Transcribe all the entries word for word, skipping the pictures.

Task material:
=-=-=-=-=
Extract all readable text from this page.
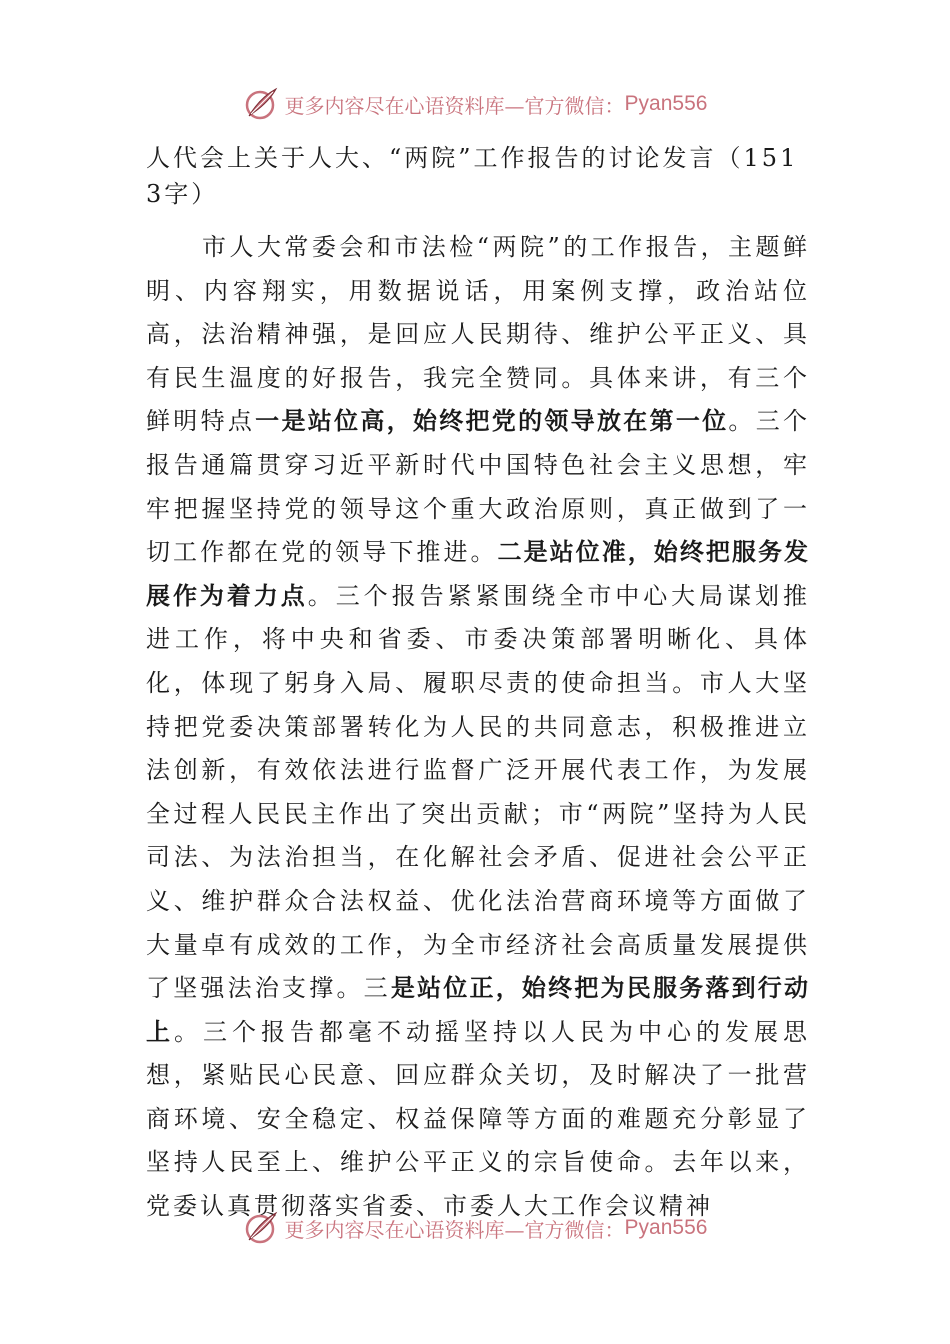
更多内容尽在心语资料库—官方微信： Pyan556

人代会上关于人大、“两院”工作报告的讨论发言（1513字）

市人大常委会和市法检“两院”的工作报告，主题鲜明、内容翔实，用数据说话，用案例支撑，政治站位高，法治精神强，是回应人民期待、维护公平正义、具有民生温度的好报告，我完全赞同。具体来讲，有三个鲜明特点一是站位高，始终把党的领导放在第一位。三个报告通篇贯穿习近平新时代中国特色社会主义思想，牢牢把握坚持党的领导这个重大政治原则，真正做到了一切工作都在党的领导下推进。二是站位准，始终把服务发展作为着力点。三个报告紧紧围绕全市中心大局谋划推进工作，将中央和省委、市委决策部署明晰化、具体化，体现了躬身入局、履职尽责的使命担当。市人大坚持把党委决策部署转化为人民的共同意志，积极推进立法创新，有效依法进行监督广泛开展代表工作，为发展全过程人民民主作出了突出贡献；市“两院”坚持为人民司法、为法治担当，在化解社会矛盾、促进社会公平正义、维护群众合法权益、优化法治营商环境等方面做了大量卓有成效的工作，为全市经济社会高质量发展提供了坚强法治支撑。三是站位正，始终把为民服务落到行动上。三个报告都毫不动摇坚持以人民为中心的发展思想，紧贴民心民意、回应群众关切，及时解决了一批营商环境、安全稳定、权益保障等方面的难题充分彰显了坚持人民至上、维护公平正义的宗旨使命。去年以来，党委认真贯彻落实省委、市委人大工作会议精神

更多内容尽在心语资料库—官方微信： Pyan556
=-=-=-=-=
Exercise answer:
Extract all readable text from this page.
更多内容尽在心语资料库—官方微信： Pyan556

人代会上关于人大、“两院”工作报告的讨论发言（1513字）

市人大常委会和市法检“两院”的工作报告，主题鲜明、内容翔实，用数据说话，用案例支撑，政治站位高，法治精神强，是回应人民期待、维护公平正义、具有民生温度的好报告，我完全赞同。具体来讲，有三个鲜明特点一是站位高，始终把党的领导放在第一位。三个报告通篇贯穿习近平新时代中国特色社会主义思想，牢牢把握坚持党的领导这个重大政治原则，真正做到了一切工作都在党的领导下推进。二是站位准，始终把服务发展作为着力点。三个报告紧紧围绕全市中心大局谋划推进工作，将中央和省委、市委决策部署明晰化、具体化，体现了躬身入局、履职尽责的使命担当。市人大坚持把党委决策部署转化为人民的共同意志，积极推进立法创新，有效依法进行监督广泛开展代表工作，为发展全过程人民民主作出了突出贡献；市“两院”坚持为人民司法、为法治担当，在化解社会矛盾、促进社会公平正义、维护群众合法权益、优化法治营商环境等方面做了大量卓有成效的工作，为全市经济社会高质量发展提供了坚强法治支撑。三是站位正，始终把为民服务落到行动上。三个报告都毫不动摇坚持以人民为中心的发展思想，紧贴民心民意、回应群众关切，及时解决了一批营商环境、安全稳定、权益保障等方面的难题充分彰显了坚持人民至上、维护公平正义的宗旨使命。去年以来，党委认真贯彻落实省委、市委人大工作会议精神

更多内容尽在心语资料库—官方微信： Pyan556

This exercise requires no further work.